> [CONSIGNE] Repérez dans les enregistrements chaque ligne contenant la chaîne « area », en respectant la casse, puis recopiez ces lignes.

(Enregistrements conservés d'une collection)
++++
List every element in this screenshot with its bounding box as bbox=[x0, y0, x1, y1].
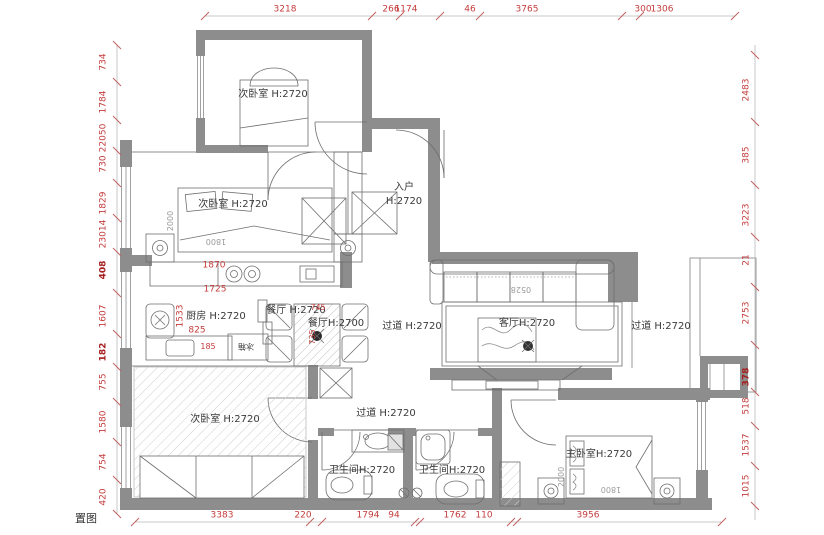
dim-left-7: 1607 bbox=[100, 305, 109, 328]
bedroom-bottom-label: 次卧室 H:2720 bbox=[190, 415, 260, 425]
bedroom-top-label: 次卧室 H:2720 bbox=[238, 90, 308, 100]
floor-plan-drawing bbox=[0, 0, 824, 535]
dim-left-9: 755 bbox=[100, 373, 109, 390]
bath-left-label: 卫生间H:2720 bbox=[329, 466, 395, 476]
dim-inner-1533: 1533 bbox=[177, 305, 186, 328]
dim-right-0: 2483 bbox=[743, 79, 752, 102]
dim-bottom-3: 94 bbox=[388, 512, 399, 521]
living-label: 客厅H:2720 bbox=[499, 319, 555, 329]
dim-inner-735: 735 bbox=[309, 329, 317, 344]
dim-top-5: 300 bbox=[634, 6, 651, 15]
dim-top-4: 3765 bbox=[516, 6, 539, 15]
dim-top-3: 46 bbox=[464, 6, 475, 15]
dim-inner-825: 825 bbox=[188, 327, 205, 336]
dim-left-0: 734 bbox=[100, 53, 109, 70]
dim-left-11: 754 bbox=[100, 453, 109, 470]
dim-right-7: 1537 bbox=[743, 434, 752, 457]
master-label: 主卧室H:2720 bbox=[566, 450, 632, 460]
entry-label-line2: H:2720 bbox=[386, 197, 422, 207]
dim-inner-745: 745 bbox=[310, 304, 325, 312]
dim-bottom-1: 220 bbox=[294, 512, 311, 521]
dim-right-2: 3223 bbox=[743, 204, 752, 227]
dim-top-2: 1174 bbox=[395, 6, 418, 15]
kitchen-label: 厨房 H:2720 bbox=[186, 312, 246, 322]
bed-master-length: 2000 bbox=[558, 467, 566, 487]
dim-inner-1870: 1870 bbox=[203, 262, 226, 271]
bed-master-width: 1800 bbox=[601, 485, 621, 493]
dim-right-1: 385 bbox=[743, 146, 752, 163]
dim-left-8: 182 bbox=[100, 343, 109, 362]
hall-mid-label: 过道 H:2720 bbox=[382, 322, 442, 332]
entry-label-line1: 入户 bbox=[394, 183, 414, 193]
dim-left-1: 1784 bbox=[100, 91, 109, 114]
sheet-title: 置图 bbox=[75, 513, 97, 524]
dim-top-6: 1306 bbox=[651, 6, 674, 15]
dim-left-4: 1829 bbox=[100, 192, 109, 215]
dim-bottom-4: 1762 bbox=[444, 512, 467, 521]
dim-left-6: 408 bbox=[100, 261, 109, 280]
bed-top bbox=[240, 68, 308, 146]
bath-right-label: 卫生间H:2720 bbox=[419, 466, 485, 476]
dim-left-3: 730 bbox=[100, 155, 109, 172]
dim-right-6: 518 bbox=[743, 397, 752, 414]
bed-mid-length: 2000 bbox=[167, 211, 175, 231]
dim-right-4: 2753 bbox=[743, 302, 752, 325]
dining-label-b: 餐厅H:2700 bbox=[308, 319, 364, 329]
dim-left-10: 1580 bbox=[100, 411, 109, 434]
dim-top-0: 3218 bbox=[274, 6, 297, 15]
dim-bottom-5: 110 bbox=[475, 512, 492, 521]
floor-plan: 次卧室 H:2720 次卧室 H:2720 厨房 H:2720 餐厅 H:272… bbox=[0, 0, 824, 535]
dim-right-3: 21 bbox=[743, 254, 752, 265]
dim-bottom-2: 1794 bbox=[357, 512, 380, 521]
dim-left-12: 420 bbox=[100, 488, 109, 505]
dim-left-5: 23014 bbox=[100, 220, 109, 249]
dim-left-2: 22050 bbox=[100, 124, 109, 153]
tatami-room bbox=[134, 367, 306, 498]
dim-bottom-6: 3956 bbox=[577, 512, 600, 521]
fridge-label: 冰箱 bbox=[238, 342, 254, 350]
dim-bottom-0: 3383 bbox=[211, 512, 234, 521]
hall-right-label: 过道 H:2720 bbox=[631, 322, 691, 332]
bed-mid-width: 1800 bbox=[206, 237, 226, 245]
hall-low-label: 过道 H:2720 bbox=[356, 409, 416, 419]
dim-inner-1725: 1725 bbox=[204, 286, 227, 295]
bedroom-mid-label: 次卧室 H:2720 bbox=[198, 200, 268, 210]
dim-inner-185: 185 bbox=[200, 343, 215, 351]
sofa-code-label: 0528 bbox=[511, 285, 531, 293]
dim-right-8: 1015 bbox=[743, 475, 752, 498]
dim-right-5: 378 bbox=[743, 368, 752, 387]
++++
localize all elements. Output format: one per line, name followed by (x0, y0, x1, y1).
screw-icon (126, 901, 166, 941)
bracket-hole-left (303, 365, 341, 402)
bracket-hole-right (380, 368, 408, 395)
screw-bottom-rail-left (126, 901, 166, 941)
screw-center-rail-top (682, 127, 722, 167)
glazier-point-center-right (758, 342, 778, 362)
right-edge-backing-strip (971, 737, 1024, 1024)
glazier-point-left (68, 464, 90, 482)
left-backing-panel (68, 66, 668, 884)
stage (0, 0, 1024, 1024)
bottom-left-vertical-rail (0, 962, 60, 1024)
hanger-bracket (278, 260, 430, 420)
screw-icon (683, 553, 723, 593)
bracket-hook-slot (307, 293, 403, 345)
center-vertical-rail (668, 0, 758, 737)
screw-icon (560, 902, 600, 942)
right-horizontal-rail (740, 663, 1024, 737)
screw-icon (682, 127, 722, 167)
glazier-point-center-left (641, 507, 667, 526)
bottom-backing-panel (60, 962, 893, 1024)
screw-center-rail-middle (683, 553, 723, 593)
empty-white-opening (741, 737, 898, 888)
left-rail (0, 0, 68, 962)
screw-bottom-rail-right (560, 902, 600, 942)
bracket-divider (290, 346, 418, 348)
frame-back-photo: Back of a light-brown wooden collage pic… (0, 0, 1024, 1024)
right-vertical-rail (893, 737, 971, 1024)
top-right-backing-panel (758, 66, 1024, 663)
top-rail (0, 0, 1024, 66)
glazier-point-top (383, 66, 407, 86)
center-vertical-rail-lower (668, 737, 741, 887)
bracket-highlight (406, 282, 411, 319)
++++
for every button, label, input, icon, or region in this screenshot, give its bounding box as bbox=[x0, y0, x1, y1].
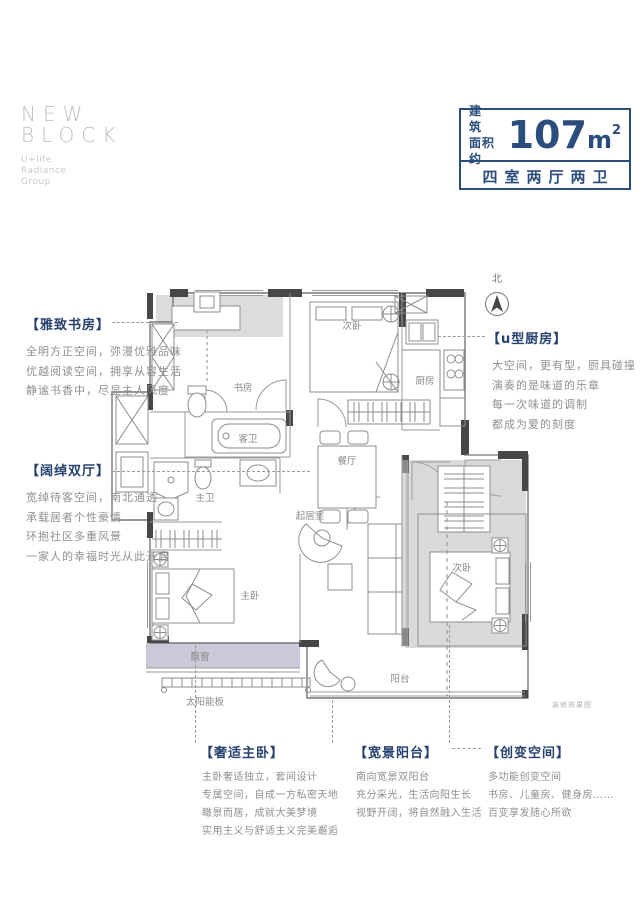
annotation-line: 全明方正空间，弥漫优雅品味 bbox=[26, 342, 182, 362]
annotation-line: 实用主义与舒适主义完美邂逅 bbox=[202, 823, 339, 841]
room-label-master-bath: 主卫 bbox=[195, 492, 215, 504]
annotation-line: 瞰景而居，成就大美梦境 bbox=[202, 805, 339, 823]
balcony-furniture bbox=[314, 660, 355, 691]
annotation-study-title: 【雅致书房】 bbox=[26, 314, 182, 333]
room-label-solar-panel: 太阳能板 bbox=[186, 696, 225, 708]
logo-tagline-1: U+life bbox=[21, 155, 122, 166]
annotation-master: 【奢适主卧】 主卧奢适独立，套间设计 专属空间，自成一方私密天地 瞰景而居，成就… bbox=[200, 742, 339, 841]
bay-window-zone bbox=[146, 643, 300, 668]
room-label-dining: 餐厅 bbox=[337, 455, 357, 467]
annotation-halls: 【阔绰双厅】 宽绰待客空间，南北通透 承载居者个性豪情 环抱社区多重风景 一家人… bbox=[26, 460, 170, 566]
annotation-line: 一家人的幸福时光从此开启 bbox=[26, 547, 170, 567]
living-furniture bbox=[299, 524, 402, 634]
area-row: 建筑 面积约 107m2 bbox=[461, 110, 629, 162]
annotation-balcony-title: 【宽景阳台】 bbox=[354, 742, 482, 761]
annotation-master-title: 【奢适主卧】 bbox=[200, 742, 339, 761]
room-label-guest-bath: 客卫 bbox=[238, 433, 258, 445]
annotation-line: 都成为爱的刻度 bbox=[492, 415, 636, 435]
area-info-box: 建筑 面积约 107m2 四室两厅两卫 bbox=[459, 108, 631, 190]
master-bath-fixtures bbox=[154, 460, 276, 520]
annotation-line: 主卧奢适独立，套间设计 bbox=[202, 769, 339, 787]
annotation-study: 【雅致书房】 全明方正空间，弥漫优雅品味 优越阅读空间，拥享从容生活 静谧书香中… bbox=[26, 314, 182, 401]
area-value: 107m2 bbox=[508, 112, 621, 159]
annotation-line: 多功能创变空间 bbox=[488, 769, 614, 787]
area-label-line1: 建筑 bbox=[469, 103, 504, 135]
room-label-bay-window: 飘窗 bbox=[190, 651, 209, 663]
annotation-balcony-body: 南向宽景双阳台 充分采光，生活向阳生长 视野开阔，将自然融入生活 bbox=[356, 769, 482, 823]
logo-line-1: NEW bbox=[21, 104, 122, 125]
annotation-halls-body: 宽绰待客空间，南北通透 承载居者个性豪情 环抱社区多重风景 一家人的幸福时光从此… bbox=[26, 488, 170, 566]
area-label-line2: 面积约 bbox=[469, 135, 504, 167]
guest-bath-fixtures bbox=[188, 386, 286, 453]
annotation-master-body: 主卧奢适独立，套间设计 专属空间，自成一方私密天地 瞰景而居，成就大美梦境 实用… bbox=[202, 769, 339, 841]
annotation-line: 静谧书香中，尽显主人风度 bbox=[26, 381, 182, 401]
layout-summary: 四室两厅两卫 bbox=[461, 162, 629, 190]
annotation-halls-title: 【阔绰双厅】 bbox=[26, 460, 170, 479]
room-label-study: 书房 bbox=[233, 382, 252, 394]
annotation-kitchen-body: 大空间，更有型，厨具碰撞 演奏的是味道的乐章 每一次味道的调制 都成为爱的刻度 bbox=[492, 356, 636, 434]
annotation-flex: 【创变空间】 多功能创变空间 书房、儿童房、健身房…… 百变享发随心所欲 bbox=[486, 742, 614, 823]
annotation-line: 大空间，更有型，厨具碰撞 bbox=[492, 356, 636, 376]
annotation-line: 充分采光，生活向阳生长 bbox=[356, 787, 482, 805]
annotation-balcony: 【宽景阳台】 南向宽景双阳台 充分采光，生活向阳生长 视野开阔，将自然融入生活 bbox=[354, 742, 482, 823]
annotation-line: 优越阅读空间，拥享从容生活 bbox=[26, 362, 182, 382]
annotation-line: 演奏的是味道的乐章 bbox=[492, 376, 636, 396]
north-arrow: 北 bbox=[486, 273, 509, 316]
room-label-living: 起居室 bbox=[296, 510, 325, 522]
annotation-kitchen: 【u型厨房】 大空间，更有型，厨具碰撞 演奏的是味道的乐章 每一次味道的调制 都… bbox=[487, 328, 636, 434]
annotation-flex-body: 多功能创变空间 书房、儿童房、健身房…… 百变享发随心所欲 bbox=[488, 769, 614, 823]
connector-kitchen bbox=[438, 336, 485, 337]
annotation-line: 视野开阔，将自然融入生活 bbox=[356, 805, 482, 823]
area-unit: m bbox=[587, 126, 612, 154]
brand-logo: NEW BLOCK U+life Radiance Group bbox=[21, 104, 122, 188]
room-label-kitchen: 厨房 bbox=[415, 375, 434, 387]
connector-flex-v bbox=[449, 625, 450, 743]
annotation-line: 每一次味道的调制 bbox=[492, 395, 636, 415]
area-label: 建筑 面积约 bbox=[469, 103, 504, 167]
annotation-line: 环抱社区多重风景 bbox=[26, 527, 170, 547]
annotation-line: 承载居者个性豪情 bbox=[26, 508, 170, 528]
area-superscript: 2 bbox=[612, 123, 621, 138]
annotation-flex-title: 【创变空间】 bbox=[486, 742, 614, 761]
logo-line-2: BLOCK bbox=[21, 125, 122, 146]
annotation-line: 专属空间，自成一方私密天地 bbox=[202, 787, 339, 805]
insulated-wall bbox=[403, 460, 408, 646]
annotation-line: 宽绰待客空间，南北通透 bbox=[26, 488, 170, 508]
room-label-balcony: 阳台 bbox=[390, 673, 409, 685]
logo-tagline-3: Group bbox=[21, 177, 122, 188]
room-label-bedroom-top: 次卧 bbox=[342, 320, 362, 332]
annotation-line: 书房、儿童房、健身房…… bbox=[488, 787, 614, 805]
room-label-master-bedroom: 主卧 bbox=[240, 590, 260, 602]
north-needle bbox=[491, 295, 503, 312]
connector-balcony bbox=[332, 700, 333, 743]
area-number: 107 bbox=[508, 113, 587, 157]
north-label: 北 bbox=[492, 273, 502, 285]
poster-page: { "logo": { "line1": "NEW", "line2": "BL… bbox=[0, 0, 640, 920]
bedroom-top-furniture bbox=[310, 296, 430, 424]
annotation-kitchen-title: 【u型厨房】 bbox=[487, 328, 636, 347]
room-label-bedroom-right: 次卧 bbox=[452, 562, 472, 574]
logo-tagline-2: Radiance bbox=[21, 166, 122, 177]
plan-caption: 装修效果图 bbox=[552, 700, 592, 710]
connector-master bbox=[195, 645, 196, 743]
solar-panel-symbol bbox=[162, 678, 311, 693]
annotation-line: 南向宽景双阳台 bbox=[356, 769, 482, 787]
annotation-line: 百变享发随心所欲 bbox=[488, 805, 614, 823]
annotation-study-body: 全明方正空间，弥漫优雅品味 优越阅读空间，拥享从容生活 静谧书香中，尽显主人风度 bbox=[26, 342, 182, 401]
++++
> [CORRIGÉ]
area-row: 建筑 面积约 107m2 bbox=[461, 110, 629, 162]
area-info-box: 建筑 面积约 107m2 四室两厅两卫 bbox=[459, 108, 631, 190]
area-value: 107m2 bbox=[508, 112, 621, 159]
area-label-line1: 建筑 bbox=[469, 103, 504, 135]
area-label-line2: 面积约 bbox=[469, 135, 504, 167]
area-unit: m bbox=[587, 126, 612, 154]
area-label: 建筑 面积约 bbox=[469, 103, 504, 167]
area-superscript: 2 bbox=[612, 123, 621, 138]
area-number: 107 bbox=[508, 113, 587, 157]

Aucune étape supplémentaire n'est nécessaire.